Input for this task ▸
>> begin

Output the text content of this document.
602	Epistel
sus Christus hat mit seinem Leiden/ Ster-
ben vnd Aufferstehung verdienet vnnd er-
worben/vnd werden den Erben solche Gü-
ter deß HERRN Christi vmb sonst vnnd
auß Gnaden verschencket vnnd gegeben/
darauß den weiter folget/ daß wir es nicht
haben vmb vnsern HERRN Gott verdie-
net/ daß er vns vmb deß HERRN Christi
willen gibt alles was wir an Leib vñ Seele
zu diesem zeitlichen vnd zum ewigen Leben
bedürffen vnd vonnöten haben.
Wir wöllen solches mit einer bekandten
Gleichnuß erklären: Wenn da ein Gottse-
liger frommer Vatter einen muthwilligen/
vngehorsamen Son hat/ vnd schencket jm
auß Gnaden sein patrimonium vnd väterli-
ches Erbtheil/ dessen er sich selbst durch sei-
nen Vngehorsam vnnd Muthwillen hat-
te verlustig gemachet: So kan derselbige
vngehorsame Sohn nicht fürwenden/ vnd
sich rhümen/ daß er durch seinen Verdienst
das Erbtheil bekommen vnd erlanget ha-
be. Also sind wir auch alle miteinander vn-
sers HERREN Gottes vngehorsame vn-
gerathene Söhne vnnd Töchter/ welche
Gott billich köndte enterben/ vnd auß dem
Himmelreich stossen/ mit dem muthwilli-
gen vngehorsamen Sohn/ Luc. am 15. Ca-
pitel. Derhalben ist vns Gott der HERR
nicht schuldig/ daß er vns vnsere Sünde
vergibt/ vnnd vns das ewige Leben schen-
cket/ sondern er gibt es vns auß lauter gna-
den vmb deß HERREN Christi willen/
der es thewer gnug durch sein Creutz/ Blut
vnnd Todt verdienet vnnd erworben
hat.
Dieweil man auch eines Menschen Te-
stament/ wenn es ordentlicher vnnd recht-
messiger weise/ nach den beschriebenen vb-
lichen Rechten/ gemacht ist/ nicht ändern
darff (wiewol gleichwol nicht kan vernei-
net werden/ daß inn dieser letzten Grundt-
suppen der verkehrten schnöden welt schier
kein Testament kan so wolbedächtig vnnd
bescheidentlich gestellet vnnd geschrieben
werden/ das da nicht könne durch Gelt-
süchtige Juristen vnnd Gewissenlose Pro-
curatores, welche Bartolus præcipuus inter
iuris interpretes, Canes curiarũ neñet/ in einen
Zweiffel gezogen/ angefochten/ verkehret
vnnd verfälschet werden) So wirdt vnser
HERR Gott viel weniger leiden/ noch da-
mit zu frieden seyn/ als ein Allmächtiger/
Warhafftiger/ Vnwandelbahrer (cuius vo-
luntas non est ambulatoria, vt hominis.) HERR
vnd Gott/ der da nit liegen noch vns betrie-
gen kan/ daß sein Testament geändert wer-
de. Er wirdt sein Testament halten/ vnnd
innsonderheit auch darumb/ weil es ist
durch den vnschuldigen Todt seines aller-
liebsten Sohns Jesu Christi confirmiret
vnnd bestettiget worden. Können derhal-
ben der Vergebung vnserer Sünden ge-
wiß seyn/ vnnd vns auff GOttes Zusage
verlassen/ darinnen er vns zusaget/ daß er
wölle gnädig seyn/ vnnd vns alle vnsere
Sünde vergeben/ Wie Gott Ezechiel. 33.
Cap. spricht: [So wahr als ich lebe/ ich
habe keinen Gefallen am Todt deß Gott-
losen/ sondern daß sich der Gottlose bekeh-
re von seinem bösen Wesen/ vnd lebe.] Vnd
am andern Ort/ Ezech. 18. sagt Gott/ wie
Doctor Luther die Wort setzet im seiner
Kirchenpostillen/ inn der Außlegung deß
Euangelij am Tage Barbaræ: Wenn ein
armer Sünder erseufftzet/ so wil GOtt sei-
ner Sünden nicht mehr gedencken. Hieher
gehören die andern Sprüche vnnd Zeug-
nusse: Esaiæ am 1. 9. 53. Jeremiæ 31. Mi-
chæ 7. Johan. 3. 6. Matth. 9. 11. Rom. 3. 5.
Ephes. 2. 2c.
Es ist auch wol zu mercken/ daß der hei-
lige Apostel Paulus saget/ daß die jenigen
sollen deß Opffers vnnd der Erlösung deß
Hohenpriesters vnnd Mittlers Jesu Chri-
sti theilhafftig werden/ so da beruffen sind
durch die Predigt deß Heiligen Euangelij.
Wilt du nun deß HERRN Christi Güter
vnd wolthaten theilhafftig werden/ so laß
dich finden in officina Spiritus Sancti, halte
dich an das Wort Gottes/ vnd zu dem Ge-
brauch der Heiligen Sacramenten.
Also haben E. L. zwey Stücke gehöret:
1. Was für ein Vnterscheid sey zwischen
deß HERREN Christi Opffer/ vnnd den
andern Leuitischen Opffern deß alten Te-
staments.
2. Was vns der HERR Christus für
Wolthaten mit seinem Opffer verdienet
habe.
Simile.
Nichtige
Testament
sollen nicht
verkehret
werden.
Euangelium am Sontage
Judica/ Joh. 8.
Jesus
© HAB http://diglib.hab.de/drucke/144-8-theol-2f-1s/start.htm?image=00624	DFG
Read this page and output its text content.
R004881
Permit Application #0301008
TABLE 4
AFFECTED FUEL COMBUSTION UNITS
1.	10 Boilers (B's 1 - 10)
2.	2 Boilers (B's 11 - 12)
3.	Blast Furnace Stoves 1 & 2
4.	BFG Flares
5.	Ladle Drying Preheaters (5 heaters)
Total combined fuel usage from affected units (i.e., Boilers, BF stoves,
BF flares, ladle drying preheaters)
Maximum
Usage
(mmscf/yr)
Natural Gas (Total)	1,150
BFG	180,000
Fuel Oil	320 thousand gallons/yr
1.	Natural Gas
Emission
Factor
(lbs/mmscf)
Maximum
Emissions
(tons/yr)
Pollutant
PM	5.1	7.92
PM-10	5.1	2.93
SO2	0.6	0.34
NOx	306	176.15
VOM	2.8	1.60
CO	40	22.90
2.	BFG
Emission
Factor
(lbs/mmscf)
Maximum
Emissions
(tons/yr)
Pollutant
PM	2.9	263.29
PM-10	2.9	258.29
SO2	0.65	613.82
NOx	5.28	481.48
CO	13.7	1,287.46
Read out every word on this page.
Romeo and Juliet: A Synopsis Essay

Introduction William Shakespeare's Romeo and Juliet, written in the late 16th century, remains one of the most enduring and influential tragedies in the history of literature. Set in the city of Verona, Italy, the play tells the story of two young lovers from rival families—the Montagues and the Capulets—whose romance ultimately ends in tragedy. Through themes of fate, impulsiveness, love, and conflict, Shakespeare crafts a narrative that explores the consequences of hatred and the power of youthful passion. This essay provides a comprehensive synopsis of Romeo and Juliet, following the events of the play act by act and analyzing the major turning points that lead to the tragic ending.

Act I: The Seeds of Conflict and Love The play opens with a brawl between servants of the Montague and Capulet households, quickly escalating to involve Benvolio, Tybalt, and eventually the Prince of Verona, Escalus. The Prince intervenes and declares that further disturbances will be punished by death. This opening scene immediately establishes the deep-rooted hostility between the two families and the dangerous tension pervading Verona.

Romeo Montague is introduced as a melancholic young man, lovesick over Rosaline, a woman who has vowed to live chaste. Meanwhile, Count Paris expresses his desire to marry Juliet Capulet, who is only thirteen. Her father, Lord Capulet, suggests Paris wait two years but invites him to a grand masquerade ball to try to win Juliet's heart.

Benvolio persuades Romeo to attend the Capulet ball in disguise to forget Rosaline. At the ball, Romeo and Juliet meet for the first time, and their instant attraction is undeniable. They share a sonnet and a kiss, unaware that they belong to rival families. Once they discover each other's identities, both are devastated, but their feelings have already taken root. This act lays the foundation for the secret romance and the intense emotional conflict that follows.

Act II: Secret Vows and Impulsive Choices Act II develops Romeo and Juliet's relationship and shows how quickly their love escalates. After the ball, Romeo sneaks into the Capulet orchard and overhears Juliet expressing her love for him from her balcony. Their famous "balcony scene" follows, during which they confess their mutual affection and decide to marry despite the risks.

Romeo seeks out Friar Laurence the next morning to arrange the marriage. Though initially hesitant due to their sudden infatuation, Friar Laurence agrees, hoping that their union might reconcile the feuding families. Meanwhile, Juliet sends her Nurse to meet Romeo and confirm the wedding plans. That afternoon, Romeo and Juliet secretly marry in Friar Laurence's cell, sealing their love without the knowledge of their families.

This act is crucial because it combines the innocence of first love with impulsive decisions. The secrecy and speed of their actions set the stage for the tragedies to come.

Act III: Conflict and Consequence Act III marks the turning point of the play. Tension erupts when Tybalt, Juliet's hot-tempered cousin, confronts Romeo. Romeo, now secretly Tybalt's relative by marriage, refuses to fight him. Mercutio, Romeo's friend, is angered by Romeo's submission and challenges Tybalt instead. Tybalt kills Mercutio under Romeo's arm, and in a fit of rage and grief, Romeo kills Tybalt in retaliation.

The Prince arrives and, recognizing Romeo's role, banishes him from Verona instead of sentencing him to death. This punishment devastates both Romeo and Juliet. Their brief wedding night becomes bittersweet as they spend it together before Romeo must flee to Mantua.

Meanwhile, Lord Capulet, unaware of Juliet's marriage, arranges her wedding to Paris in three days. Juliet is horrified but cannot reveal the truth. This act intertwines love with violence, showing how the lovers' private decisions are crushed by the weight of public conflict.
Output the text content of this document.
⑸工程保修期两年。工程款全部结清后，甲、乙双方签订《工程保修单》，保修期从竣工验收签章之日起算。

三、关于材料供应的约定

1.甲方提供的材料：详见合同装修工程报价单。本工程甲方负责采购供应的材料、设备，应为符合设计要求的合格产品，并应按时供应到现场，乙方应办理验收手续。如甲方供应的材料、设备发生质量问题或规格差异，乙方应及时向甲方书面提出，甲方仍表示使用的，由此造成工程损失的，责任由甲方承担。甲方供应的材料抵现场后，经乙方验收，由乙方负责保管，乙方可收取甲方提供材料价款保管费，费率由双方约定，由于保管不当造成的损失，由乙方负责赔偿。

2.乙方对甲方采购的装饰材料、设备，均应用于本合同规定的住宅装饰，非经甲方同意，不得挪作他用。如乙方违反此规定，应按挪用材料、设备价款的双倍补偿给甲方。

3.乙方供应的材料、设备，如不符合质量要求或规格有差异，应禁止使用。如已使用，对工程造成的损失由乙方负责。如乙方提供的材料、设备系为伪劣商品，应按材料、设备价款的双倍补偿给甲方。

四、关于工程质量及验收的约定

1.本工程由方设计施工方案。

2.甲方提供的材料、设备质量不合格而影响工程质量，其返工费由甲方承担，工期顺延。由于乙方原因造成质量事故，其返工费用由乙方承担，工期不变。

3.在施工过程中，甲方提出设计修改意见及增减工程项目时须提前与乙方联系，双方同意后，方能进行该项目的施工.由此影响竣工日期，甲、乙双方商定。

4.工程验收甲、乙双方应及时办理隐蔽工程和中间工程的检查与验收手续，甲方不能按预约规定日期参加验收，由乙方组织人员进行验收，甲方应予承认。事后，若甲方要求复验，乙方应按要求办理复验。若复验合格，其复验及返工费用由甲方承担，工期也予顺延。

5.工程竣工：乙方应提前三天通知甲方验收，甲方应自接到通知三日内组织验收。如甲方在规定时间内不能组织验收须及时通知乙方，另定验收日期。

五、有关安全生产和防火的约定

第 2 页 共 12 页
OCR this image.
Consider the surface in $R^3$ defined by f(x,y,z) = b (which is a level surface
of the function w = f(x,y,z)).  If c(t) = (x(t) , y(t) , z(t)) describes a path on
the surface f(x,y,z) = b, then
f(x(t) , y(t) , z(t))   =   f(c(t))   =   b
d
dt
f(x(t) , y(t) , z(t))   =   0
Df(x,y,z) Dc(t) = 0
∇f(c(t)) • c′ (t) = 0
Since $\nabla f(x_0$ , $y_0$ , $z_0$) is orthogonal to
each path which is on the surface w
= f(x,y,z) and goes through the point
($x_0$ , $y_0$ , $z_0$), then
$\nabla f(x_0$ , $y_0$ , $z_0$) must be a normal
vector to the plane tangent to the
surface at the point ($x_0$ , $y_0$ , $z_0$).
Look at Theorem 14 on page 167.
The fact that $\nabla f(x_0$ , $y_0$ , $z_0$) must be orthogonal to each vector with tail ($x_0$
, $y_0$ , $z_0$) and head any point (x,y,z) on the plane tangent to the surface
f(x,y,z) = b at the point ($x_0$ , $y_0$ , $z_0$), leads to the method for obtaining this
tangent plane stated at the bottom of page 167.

>> end

Search the listing for the string "which". Copy each line where it turns up.

Act II: Secret Vows and Impulsive Choices Act II develops Romeo and Juliet's relationship and shows how quickly their love escalates. After the ball, Romeo sneaks into the Capulet orchard and overhears Juliet expressing her love for him from her balcony. Their famous "balcony scene" follows, during which they confess their mutual affection and decide to marry despite the risks.
Consider the surface in $R^3$ defined by f(x,y,z) = b (which is a level surface
each path which is on the surface w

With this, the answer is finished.